[What the task requires]: List each line in which the string "casting" appears.

>> BEGIN Provided records

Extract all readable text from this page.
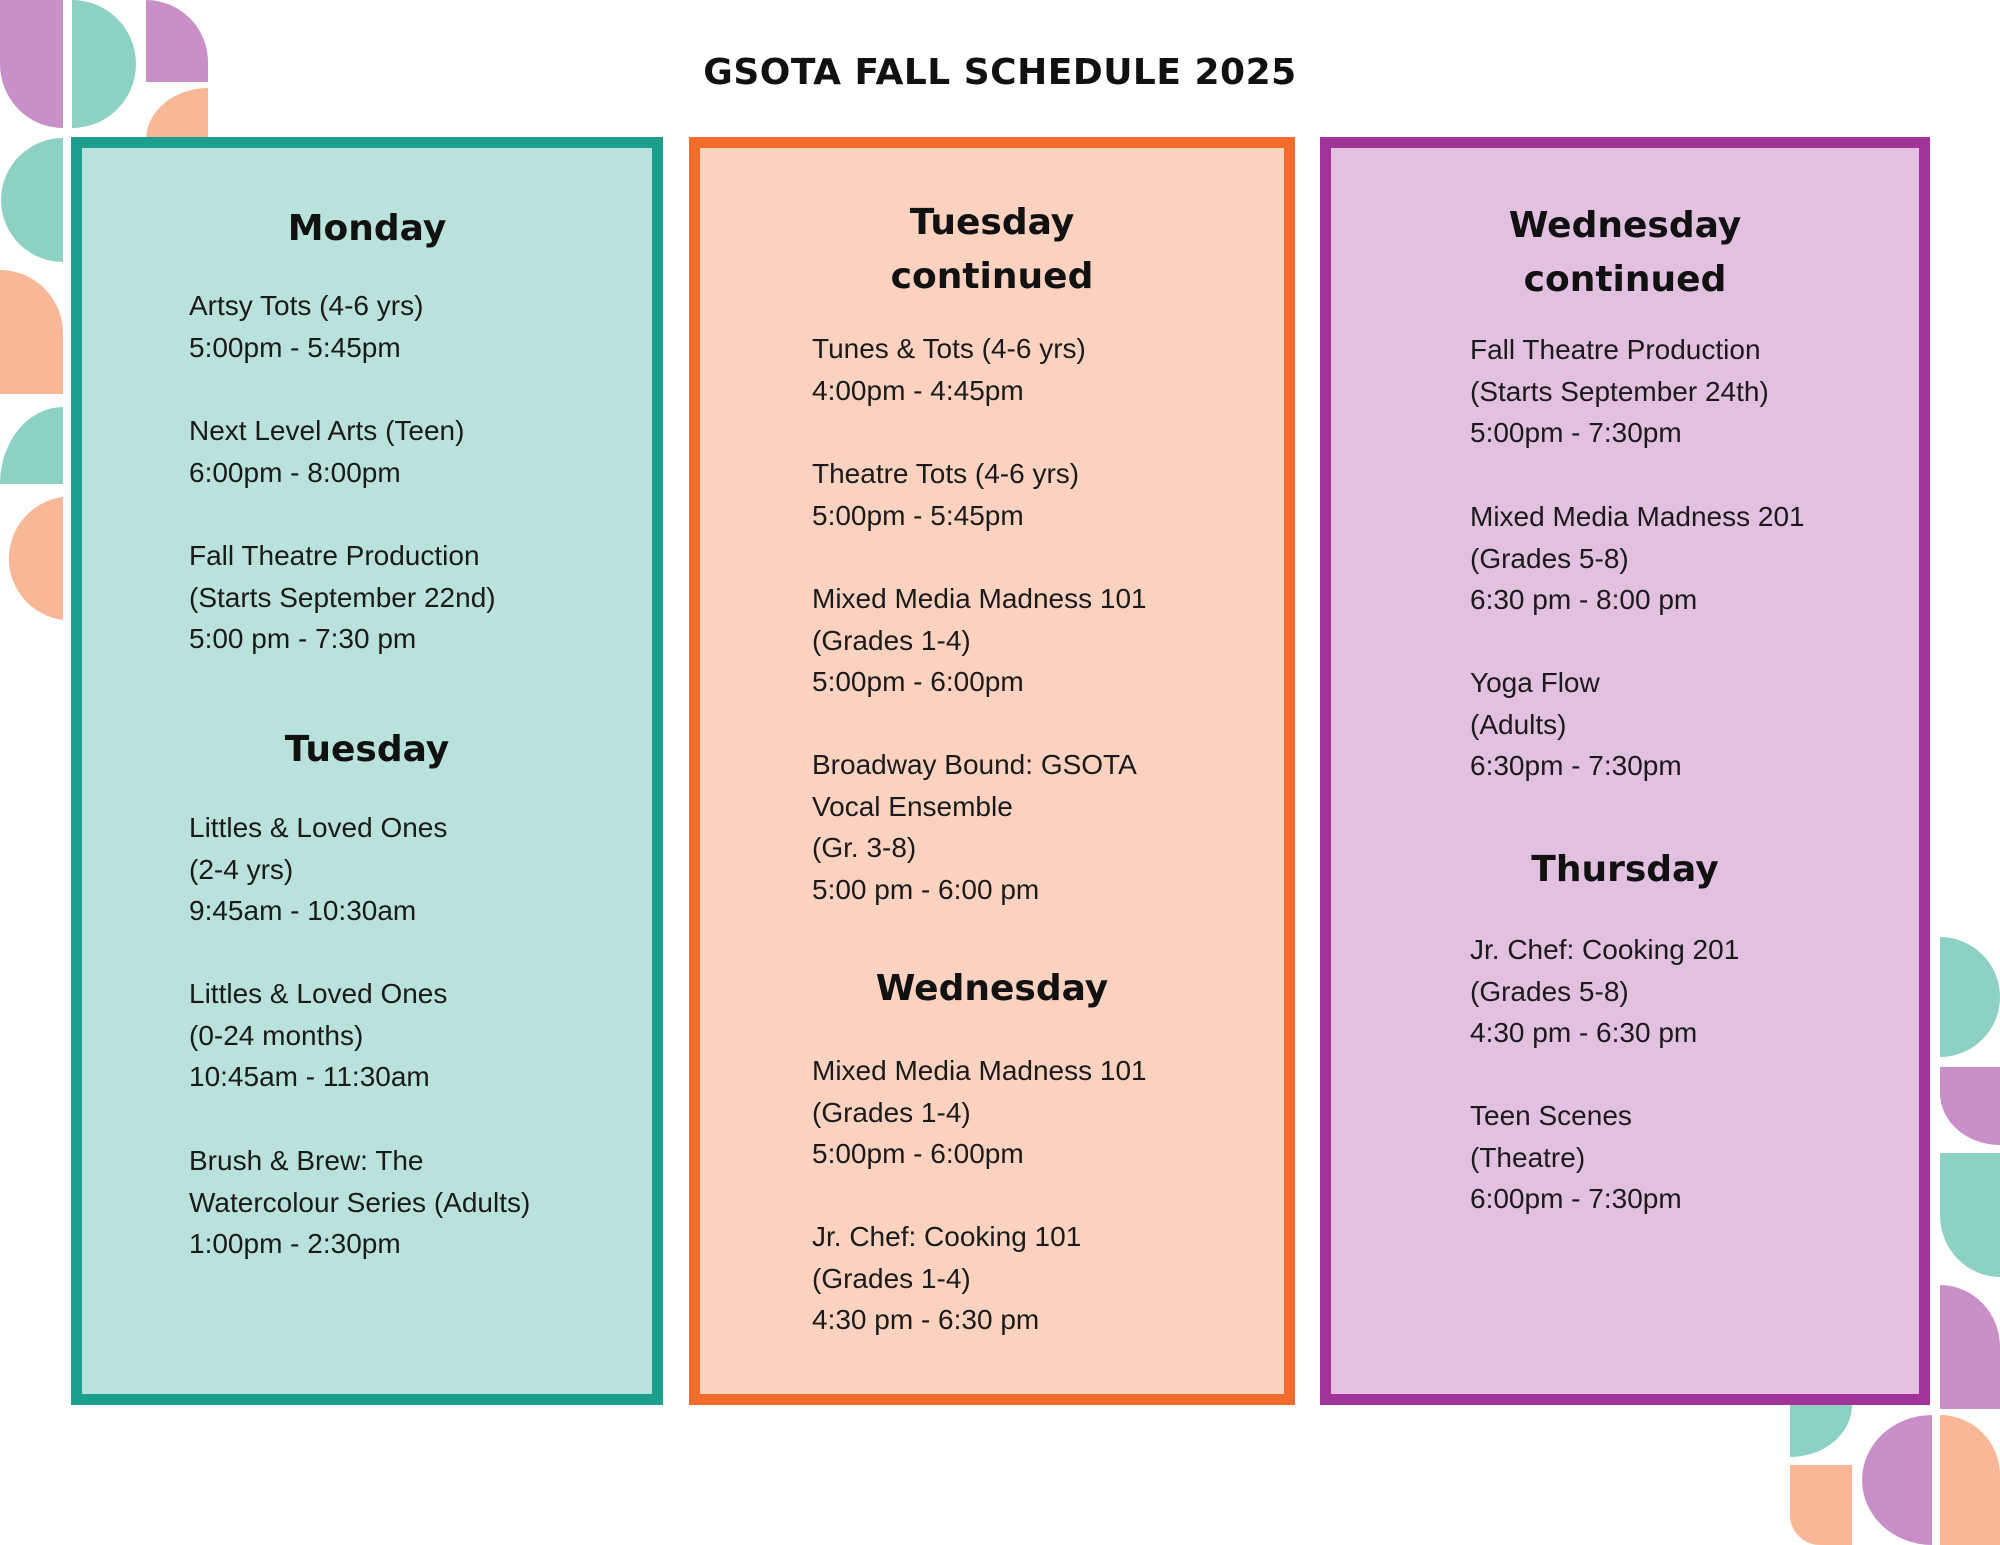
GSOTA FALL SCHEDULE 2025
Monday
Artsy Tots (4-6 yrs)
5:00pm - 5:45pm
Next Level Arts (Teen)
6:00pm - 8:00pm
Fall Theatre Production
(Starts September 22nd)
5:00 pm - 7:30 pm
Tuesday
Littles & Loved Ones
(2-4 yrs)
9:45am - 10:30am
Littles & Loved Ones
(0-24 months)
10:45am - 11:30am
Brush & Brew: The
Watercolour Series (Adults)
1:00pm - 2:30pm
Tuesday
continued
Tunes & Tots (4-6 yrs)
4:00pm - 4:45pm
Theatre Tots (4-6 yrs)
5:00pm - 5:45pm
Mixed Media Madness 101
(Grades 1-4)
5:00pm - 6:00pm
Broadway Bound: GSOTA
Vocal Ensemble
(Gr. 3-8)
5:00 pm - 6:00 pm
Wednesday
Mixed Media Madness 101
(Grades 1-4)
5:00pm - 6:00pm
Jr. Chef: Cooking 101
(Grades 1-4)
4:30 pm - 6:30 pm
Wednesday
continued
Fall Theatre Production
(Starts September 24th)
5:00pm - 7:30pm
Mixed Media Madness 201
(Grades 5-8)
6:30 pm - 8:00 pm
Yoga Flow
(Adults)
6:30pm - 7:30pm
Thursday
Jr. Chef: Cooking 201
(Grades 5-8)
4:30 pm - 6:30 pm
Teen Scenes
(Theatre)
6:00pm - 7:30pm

>> END Provided records
>> BEGIN Provided records

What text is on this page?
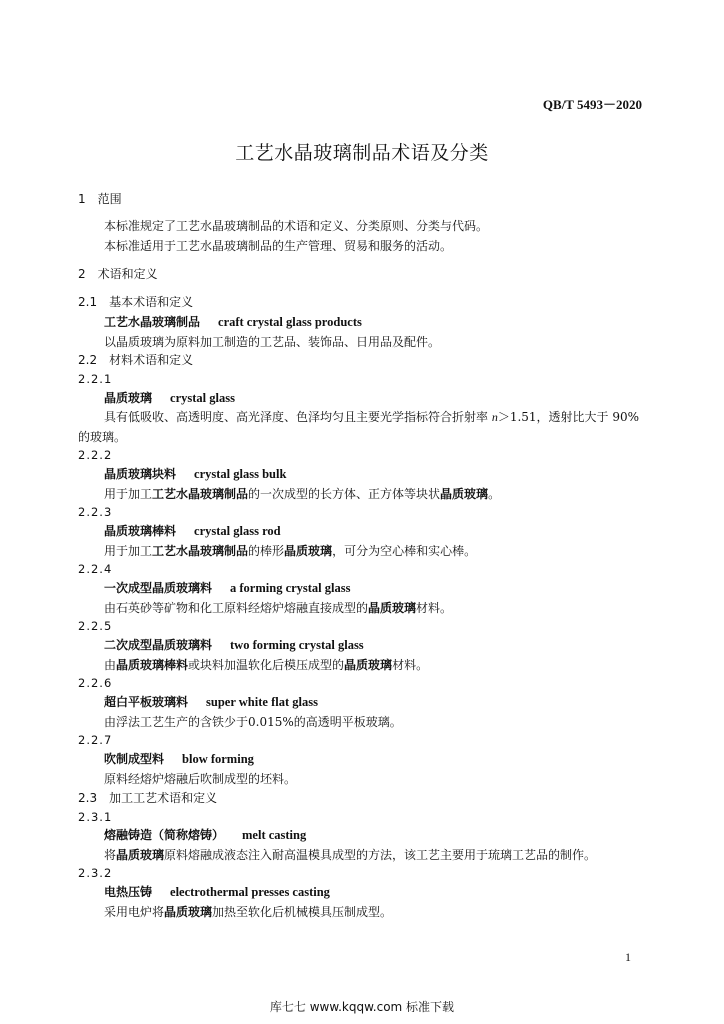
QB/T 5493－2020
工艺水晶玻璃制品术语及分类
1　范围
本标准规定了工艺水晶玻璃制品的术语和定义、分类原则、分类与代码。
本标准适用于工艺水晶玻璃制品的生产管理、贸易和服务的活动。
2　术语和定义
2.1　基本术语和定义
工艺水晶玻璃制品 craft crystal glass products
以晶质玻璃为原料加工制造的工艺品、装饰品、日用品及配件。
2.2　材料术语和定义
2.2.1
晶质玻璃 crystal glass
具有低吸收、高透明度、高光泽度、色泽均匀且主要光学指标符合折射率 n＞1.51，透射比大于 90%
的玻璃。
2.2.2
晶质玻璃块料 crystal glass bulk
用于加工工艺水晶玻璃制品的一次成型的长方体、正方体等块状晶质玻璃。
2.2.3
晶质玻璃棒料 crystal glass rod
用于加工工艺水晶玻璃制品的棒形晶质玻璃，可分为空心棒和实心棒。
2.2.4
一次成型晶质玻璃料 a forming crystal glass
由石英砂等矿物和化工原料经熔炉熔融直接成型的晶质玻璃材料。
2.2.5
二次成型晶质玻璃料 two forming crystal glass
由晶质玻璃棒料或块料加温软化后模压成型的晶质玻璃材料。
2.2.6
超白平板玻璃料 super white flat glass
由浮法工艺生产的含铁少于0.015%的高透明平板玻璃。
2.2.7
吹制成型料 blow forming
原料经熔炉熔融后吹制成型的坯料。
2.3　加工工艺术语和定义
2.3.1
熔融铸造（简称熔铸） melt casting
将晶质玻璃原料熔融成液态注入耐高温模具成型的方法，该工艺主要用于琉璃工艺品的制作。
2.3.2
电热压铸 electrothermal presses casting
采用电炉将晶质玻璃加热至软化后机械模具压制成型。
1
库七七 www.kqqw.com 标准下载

>> END Provided records

[Full output]:
熔融铸造（简称熔铸） melt casting
电热压铸 electrothermal presses casting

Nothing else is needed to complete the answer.